* Data items:
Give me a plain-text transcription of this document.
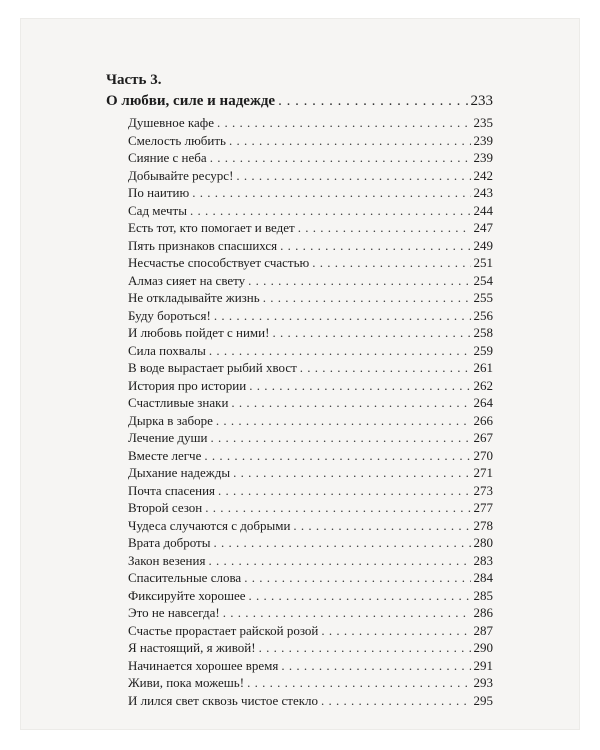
Часть 3.
О любви, силе и надежде . . .	233
Душевное кафе . . .	235
Смелость любить . . .	239
Сияние с неба . . .	239
Добывайте ресурс! . . .	242
По наитию . . .	243
Сад мечты . . .	244
Есть тот, кто помогает и ведет . . .	247
Пять признаков спасшихся . . .	249
Несчастье способствует счастью . . .	251
Алмаз сияет на свету . . .	254
Не откладывайте жизнь . . .	255
Буду бороться! . . .	256
И любовь пойдет с ними! . . .	258
Сила похвалы . . .	259
В воде вырастает рыбий хвост . . .	261
История про истории . . .	262
Счастливые знаки . . .	264
Дырка в заборе . . .	266
Лечение души . . .	267
Вместе легче . . .	270
Дыхание надежды . . .	271
Почта спасения . . .	273
Второй сезон . . .	277
Чудеса случаются с добрыми . . .	278
Врата доброты . . .	280
Закон везения . . .	283
Спасительные слова . . .	284
Фиксируйте хорошее . . .	285
Это не навсегда! . . .	286
Счастье прорастает райской розой . . .	287
Я настоящий, я живой! . . .	290
Начинается хорошее время . . .	291
Живи, пока можешь! . . .	293
И лился свет сквозь чистое стекло . . .	295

* Instructions to follow: Repeat the data exactly, without the pictures.

* Solution below:
Give me a plain-text transcription of this document.
Часть 3.
О любви, силе и надежде . . .	233
Душевное кафе . . .	235
Смелость любить . . .	239
Сияние с неба . . .	239
Добывайте ресурс! . . .	242
По наитию . . .	243
Сад мечты . . .	244
Есть тот, кто помогает и ведет . . .	247
Пять признаков спасшихся . . .	249
Несчастье способствует счастью . . .	251
Алмаз сияет на свету . . .	254
Не откладывайте жизнь . . .	255
Буду бороться! . . .	256
И любовь пойдет с ними! . . .	258
Сила похвалы . . .	259
В воде вырастает рыбий хвост . . .	261
История про истории . . .	262
Счастливые знаки . . .	264
Дырка в заборе . . .	266
Лечение души . . .	267
Вместе легче . . .	270
Дыхание надежды . . .	271
Почта спасения . . .	273
Второй сезон . . .	277
Чудеса случаются с добрыми . . .	278
Врата доброты . . .	280
Закон везения . . .	283
Спасительные слова . . .	284
Фиксируйте хорошее . . .	285
Это не навсегда! . . .	286
Счастье прорастает райской розой . . .	287
Я настоящий, я живой! . . .	290
Начинается хорошее время . . .	291
Живи, пока можешь! . . .	293
И лился свет сквозь чистое стекло . . .	295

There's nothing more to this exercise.